** Start Excerpted records **

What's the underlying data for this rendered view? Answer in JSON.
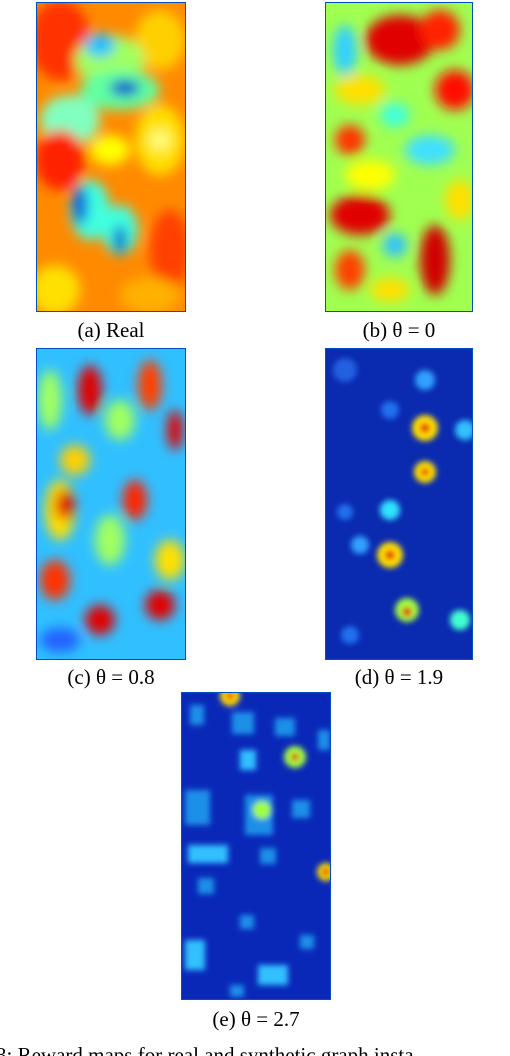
{
  "figure": {
    "panels": [
      {
        "caption": "(a) Real"
      },
      {
        "caption": "(b) θ = 0"
      },
      {
        "caption": "(c) θ = 0.8"
      },
      {
        "caption": "(d) θ = 1.9"
      },
      {
        "caption": "(e) θ = 2.7"
      }
    ],
    "caption": "3: Reward maps for real and synthetic graph insta"
  }
}
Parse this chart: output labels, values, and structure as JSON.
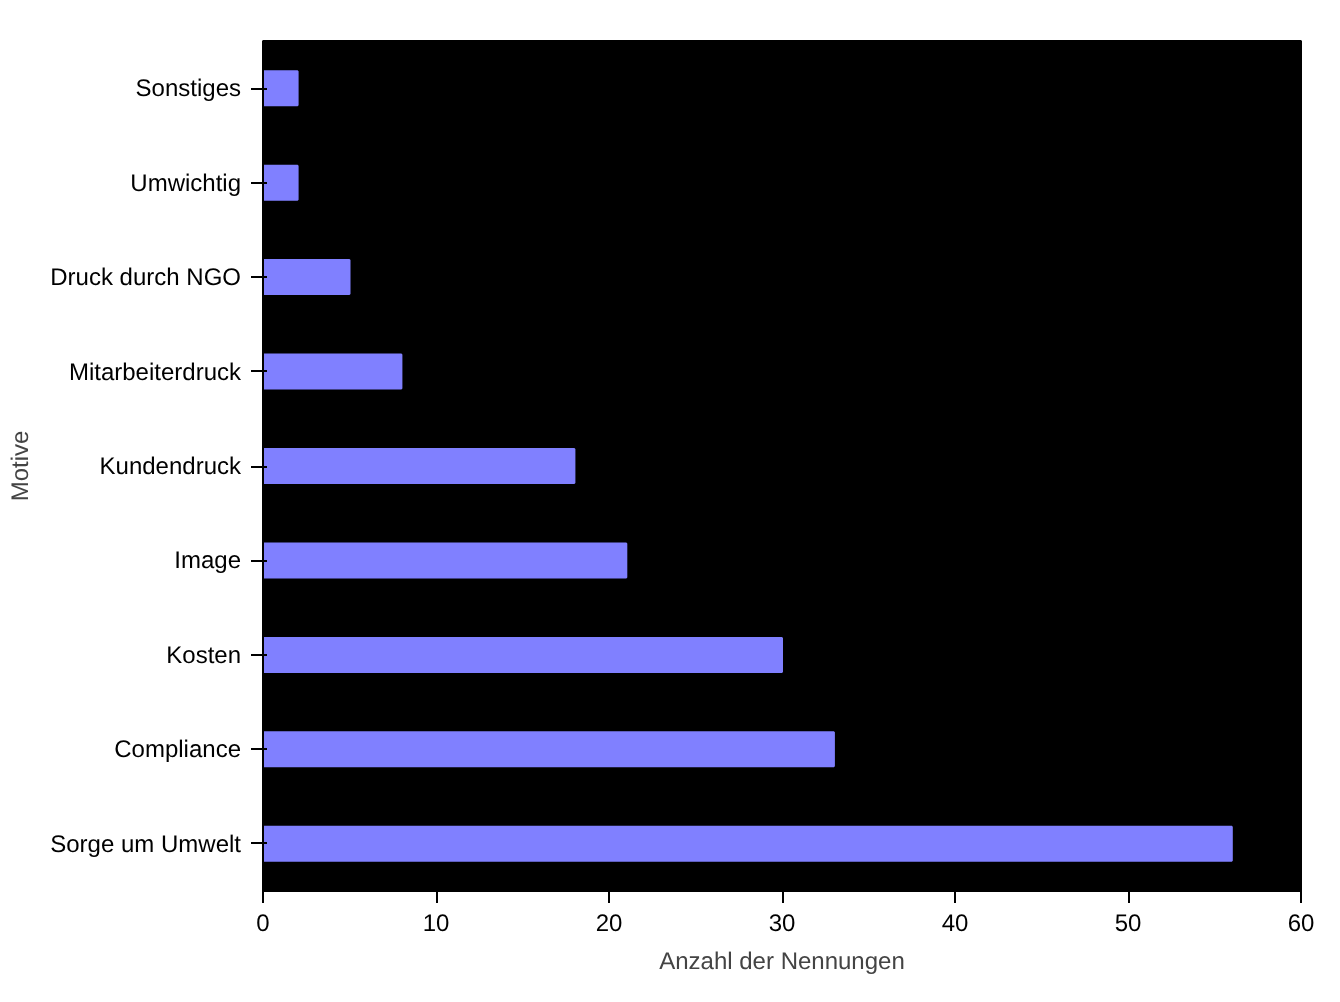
{
  "chart_data": {
    "type": "bar",
    "orientation": "horizontal",
    "xlabel": "Anzahl der Nennungen",
    "ylabel": "Motive",
    "categories": [
      "Sonstiges",
      "Umwichtig",
      "Druck durch NGO",
      "Mitarbeiterdruck",
      "Kundendruck",
      "Image",
      "Kosten",
      "Compliance",
      "Sorge um Umwelt"
    ],
    "values": [
      2,
      2,
      5,
      8,
      18,
      21,
      30,
      33,
      56
    ],
    "color": "#8080ff",
    "xlim": [
      0,
      60
    ],
    "xticks": [
      0,
      10,
      20,
      30,
      40,
      50,
      60
    ],
    "grid": false
  }
}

** End Excerpted records **

▶ **Your objective**: In the listing, find every line containing the word "values" and list it.

▶ **The answer**:
Parse this chart: output labels, values, and structure as JSON.
    "values": [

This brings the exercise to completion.